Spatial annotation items

start

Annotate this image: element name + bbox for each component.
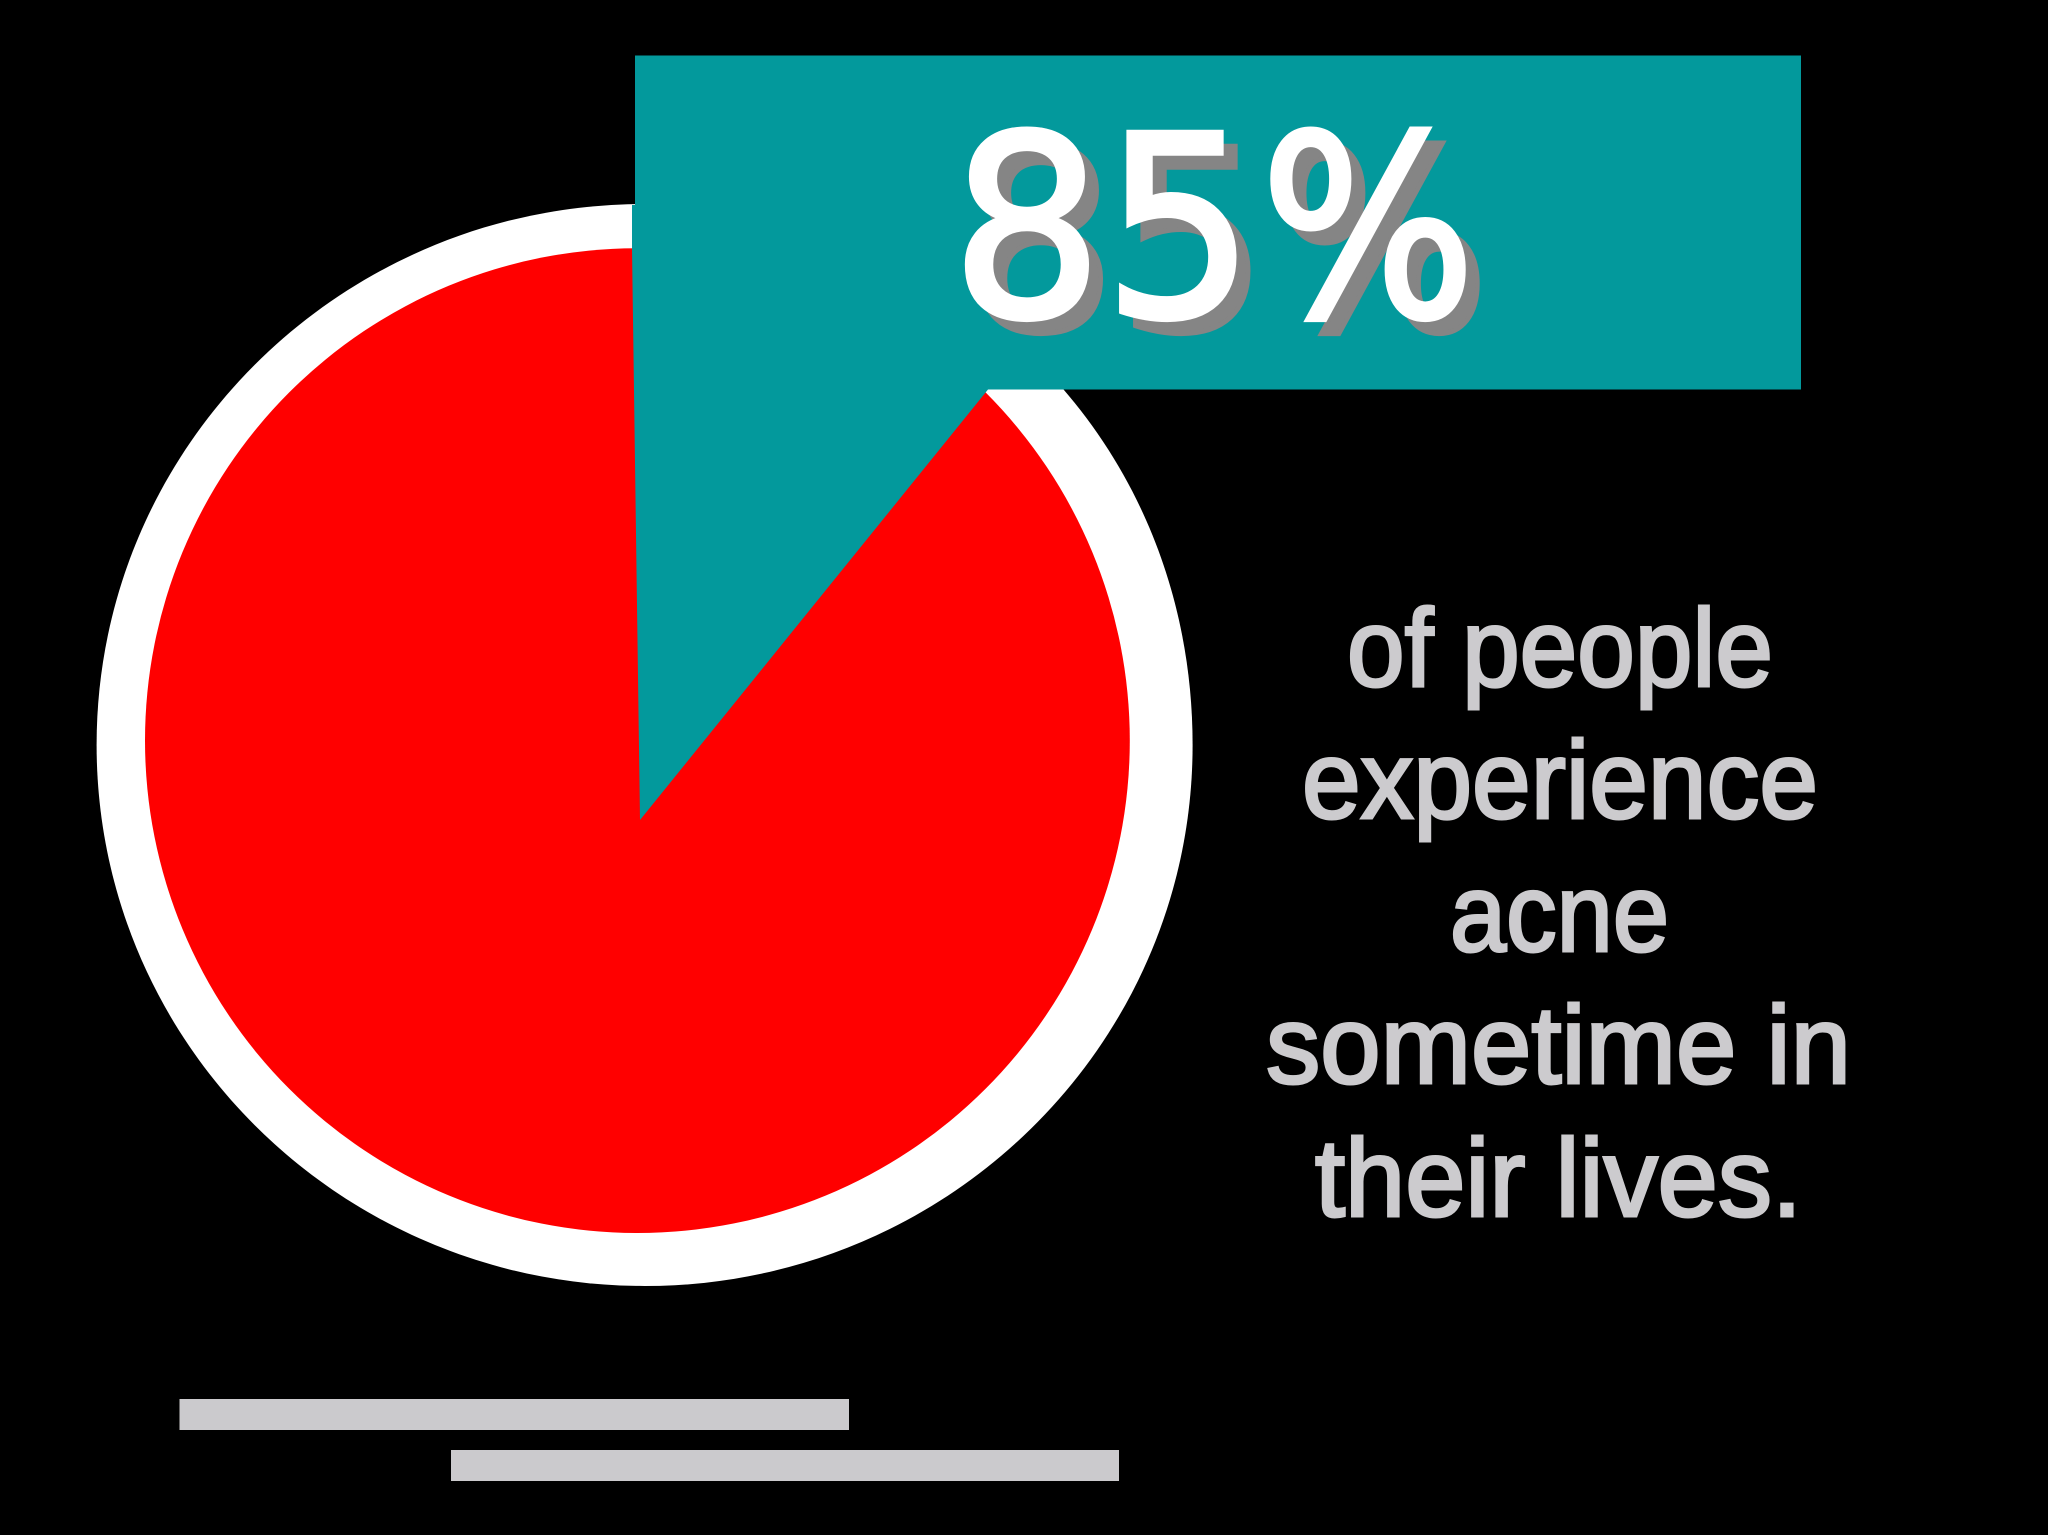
number shadow: 85 — [965, 97, 1269, 390]
pie chart: 85 percent — [97, 204, 1193, 1286]
headline number: 85% — [951, 83, 1490, 390]
number foreground — [951, 83, 1476, 376]
number foreground: 85 — [951, 83, 1255, 376]
pie outer white ring — [97, 204, 1193, 1286]
text block: description: their lives. — [1315, 1117, 1802, 1240]
number shadow: % — [1274, 97, 1490, 390]
text block: description: of people — [1347, 587, 1773, 710]
pie red slice — [145, 248, 1130, 1233]
text block: description: acne — [1450, 852, 1669, 975]
decorative bar: lower — [451, 1450, 1119, 1481]
text block: description: sometime in — [1266, 984, 1851, 1107]
decorative bar: upper — [180, 1399, 849, 1430]
callout: teal banner with wedge — [632, 56, 1801, 820]
number shadow — [965, 97, 1490, 390]
number foreground: % — [1260, 83, 1476, 376]
text block: description: experience — [1302, 719, 1818, 842]
text block: description — [1266, 587, 1851, 1240]
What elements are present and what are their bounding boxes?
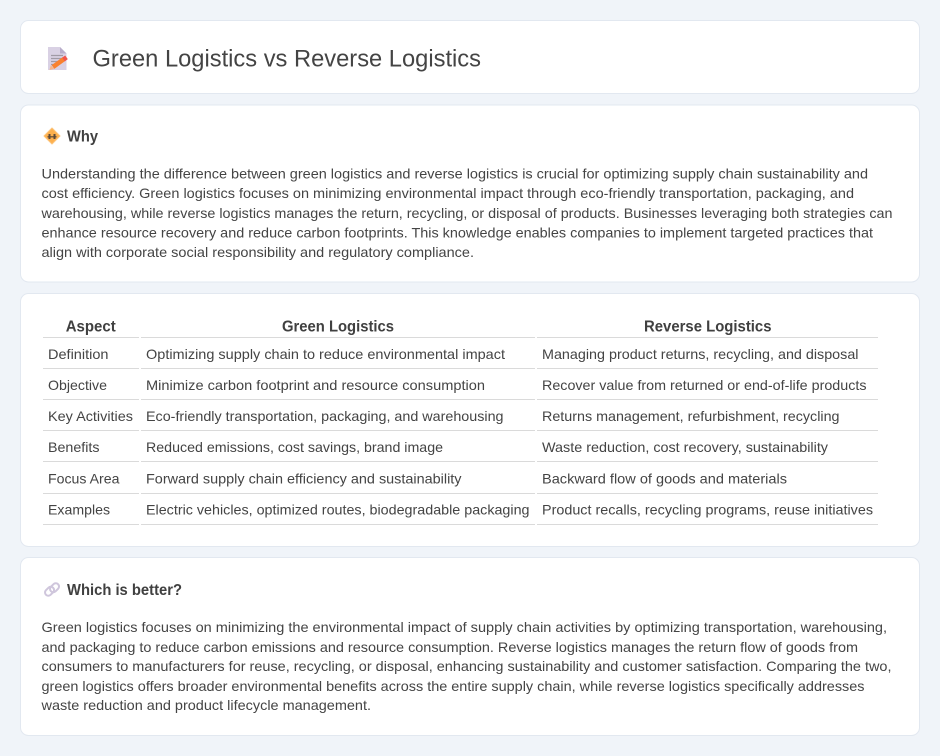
icon: diamond sign	[44, 128, 60, 144]
table row: focus area: Backward flow of goods and materials	[542, 470, 787, 486]
table header row: Green Logistics	[282, 318, 394, 336]
table row: benefits: Reduced emissions, cost savings, brand image	[146, 439, 443, 455]
text block: which is better body: green logistics offers broader environmental benefits across the entire supply chain, while reverse logistics specifically addresses	[42, 678, 864, 694]
table row: key activities: Returns management, refurbishment, recycling	[542, 408, 840, 424]
text block: why body: cost efficiency. Green logistics focuses on minimizing environmental impact through eco-friendly transportation, packaging, and	[42, 185, 854, 201]
text block: which is better body: and packaging to reduce carbon emissions and resource consumption. Reverse logistics manages the return flow of goods from	[42, 639, 858, 655]
text block: why body: enhance resource recovery and reduce carbon footprints. This knowledge enables companies to implement targeted practices that	[42, 224, 873, 240]
table row: definition	[43, 346, 878, 368]
table row: examples: Product recalls, recycling programs, reuse initiatives	[542, 502, 873, 518]
table row: benefits: Benefits	[48, 439, 100, 455]
title: Green Logistics vs Reverse Logistics	[92, 46, 481, 72]
table row: benefits: Waste reduction, cost recovery, sustainability	[542, 439, 828, 455]
panel: why	[20, 105, 920, 282]
table row: examples	[43, 502, 878, 524]
table row: objective: Minimize carbon footprint and resource consumption	[146, 377, 485, 393]
table row: key activities	[43, 408, 878, 430]
table header row: Reverse Logistics	[644, 318, 772, 336]
text block: which is better body	[40, 619, 891, 713]
table row: key activities: Key Activities	[48, 408, 133, 424]
table row: objective: Objective	[48, 377, 107, 393]
table row: focus area: Focus Area	[48, 470, 120, 486]
table row: key activities: Eco-friendly transportation, packaging, and warehousing	[146, 408, 504, 424]
text block: why body: align with corporate social responsibility and regulatory compliance.	[42, 244, 474, 260]
table row: definition: Managing product returns, recycling, and disposal	[542, 346, 858, 362]
icon: link	[44, 582, 60, 597]
heading: why: Why	[67, 128, 98, 146]
table row: benefits	[43, 439, 878, 462]
panel: header	[20, 20, 920, 94]
table row: examples: Electric vehicles, optimized routes, biodegradable packaging	[146, 502, 530, 518]
text block: which is better body: consumers to manufacturers for reuse, recycling, or disposal, enhancing sustainability and customer satisfaction. Comparing the two,	[42, 658, 891, 674]
table row: objective	[43, 377, 878, 400]
icon: document with pencil	[48, 47, 66, 70]
text block: which is better body: waste reduction and product lifecycle management.	[40, 697, 371, 713]
text block: why body: Understanding the difference between green logistics and reverse logistics is crucial for optimizing supply chain sustainability and	[42, 166, 868, 182]
text block: which is better body: Green logistics focuses on minimizing the environmental impact of supply chain activities by optimizing transportation, warehousing,	[42, 619, 887, 635]
heading: which is better: Which is better?	[67, 582, 182, 599]
panel: comparison table	[20, 294, 920, 546]
table row: focus area	[43, 470, 878, 494]
table row: definition: Definition	[48, 346, 108, 362]
text block: why body	[40, 166, 893, 260]
table row: focus area: Forward supply chain efficiency and sustainability	[146, 470, 462, 486]
table header row	[43, 318, 878, 338]
table header row: Aspect	[66, 318, 116, 336]
table row: examples: Examples	[48, 502, 110, 518]
table row: objective: Recover value from returned or end-of-life products	[542, 377, 866, 393]
panel: which is better	[20, 558, 920, 736]
text block: why body: warehousing, while reverse logistics manages the return, recycling, or disposal of products. Businesses leveraging both strategies can	[40, 205, 893, 221]
table row: definition: Optimizing supply chain to reduce environmental impact	[146, 346, 505, 362]
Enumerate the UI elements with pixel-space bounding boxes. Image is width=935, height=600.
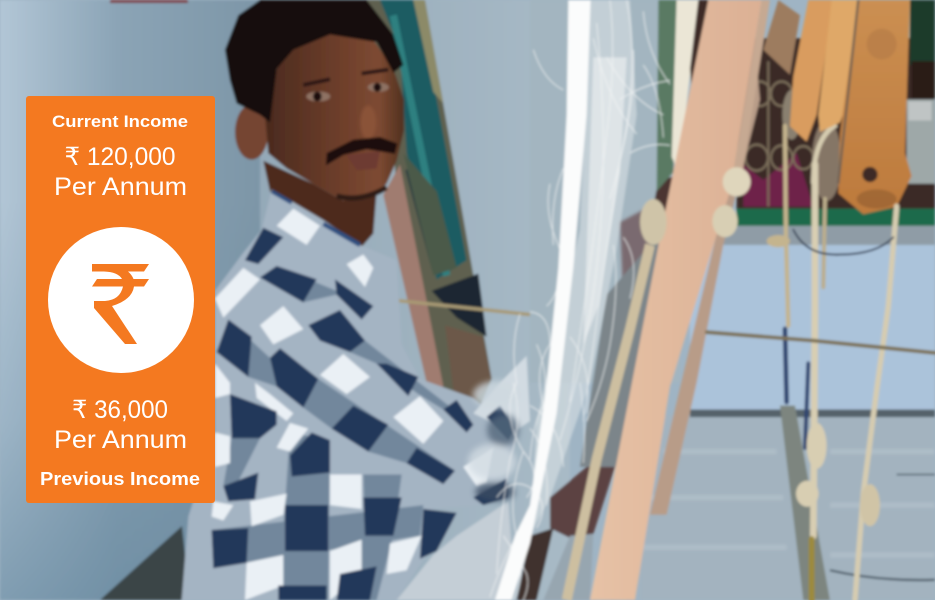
- left iris: [313, 91, 322, 101]
- threads haze: [530, 0, 637, 536]
- dark bottom-left corner: [517, 528, 553, 600]
- dark cloth at top of loom: [653, 176, 677, 214]
- chin stubble: [337, 188, 387, 198]
- thick white yarn bundle: [495, 0, 591, 600]
- centre wall: [260, 0, 570, 600]
- green strip and white fibre: [657, 0, 678, 191]
- right iris: [373, 83, 381, 92]
- maroon shadow behind threads: [620, 199, 663, 306]
- wall behind threads: [530, 0, 680, 383]
- thin thread lines: [490, 0, 670, 600]
- hair: [225, 0, 403, 122]
- moustache: [326, 137, 397, 165]
- rope knots: [807, 423, 827, 469]
- white yarn threads over the man: [490, 0, 670, 600]
- white plaid patches: [212, 209, 493, 600]
- loom floor beam: [780, 406, 830, 600]
- middle pulley arm: [818, 0, 860, 132]
- grey gap beside the beam: [580, 230, 663, 467]
- previous income amount: ₹ 36,000: [72, 396, 168, 424]
- neck: [263, 161, 377, 249]
- top cross timber: [763, 0, 800, 75]
- current income amount: ₹ 120,000: [64, 143, 176, 171]
- wall shading lower left: [0, 200, 260, 600]
- eyebrows: [303, 70, 388, 85]
- window with grille: [737, 38, 935, 210]
- side beam: [650, 65, 760, 515]
- current income period: Per Annum: [54, 173, 187, 201]
- lap: [397, 501, 513, 600]
- weaver's hand and sleeve cuff, blurred: [468, 381, 521, 501]
- loom cloth behind the man: [363, 0, 530, 408]
- pulley wheels: [782, 90, 801, 140]
- nose highlight: [360, 105, 376, 140]
- floor warp threads: [640, 415, 935, 600]
- grey ledge: [723, 226, 935, 245]
- main pulley arm: [838, 0, 912, 214]
- brown stool shape: [550, 467, 615, 540]
- right section of the photo: loom: [517, 0, 935, 600]
- wall behind loom: [690, 226, 935, 417]
- upper bright threads: [583, 57, 627, 344]
- blue collar stripe: [323, 224, 360, 245]
- dark navy plaid patches: [212, 228, 515, 600]
- orange income panel: [26, 96, 215, 503]
- skirting at lower left: [100, 526, 190, 600]
- red object at top left: [110, 0, 188, 3]
- green sill: [737, 209, 935, 226]
- face: [265, 33, 404, 201]
- panel background: [26, 96, 215, 503]
- heading: current income: Current Income: [52, 112, 188, 131]
- shirt base: [182, 189, 517, 600]
- icon: rupee in white circle: [48, 227, 194, 373]
- rope in front of grey gap: [567, 245, 650, 600]
- heading: previous income: Previous Income: [40, 469, 200, 489]
- main beam: [590, 0, 762, 600]
- blue collar stripe, left: [272, 191, 292, 203]
- ear: [235, 104, 268, 160]
- hand blur: [473, 356, 530, 432]
- left pulley arm: [790, 0, 833, 142]
- grey-blue lower gap: [543, 534, 593, 600]
- left wall: [0, 0, 260, 600]
- ropes: [707, 126, 935, 600]
- right eye white: [368, 83, 389, 92]
- previous income period: Per Annum: [54, 426, 187, 454]
- lamp: [907, 100, 935, 184]
- medium plaid bands: [212, 266, 473, 600]
- left eye white: [306, 91, 330, 101]
- man: shirt, face and hair: [182, 0, 530, 600]
- lips: [347, 151, 380, 170]
- cotton tufts: [723, 167, 751, 196]
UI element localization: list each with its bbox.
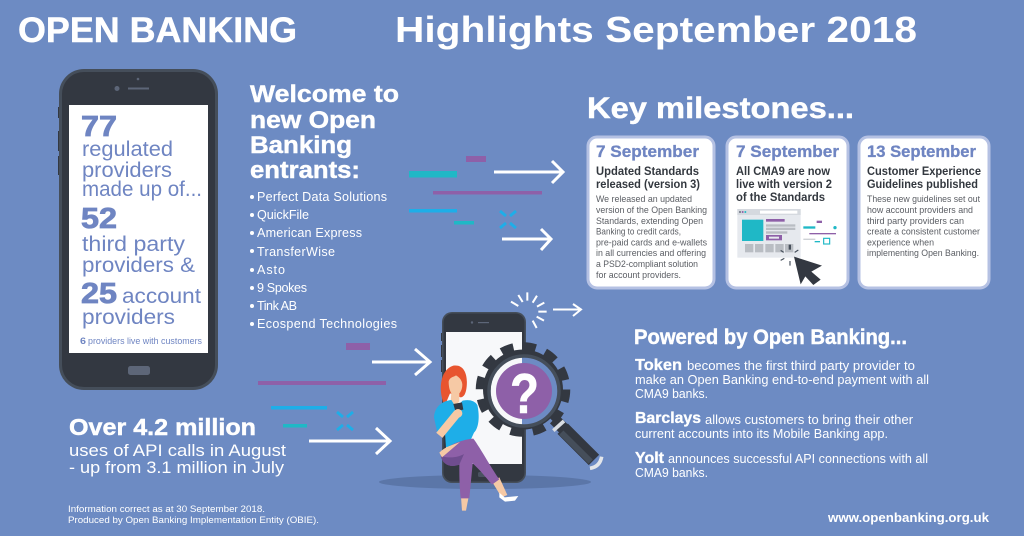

end

*Required task*.
Take the part of the items that opens with the line containing "number shadow: 85 — [965, 97, 1269, 390]" and closes with the line containing "What elements are", and substitute "accent strip" for each "decorative bar" with nothing else changed. Return only those lines.

*Answer to the problem*.
number shadow: 85 — [965, 97, 1269, 390]
pie chart: 85 percent — [97, 204, 1193, 1286]
headline number: 85% — [951, 83, 1490, 390]
number foreground — [951, 83, 1476, 376]
number foreground: 85 — [951, 83, 1255, 376]
pie outer white ring — [97, 204, 1193, 1286]
text block: description: their lives. — [1315, 1117, 1802, 1240]
number shadow: % — [1274, 97, 1490, 390]
text block: description: of people — [1347, 587, 1773, 710]
pie red slice — [145, 248, 1130, 1233]
text block: description: acne — [1450, 852, 1669, 975]
accent strip: lower — [451, 1450, 1119, 1481]
text block: description: sometime in — [1266, 984, 1851, 1107]
accent strip: upper — [180, 1399, 849, 1430]
callout: teal banner with wedge — [632, 56, 1801, 820]
number shadow — [965, 97, 1490, 390]
number foreground: % — [1260, 83, 1476, 376]
text block: description: experience — [1302, 719, 1818, 842]
text block: description — [1266, 587, 1851, 1240]
What elements are present and what are their bounding boxes?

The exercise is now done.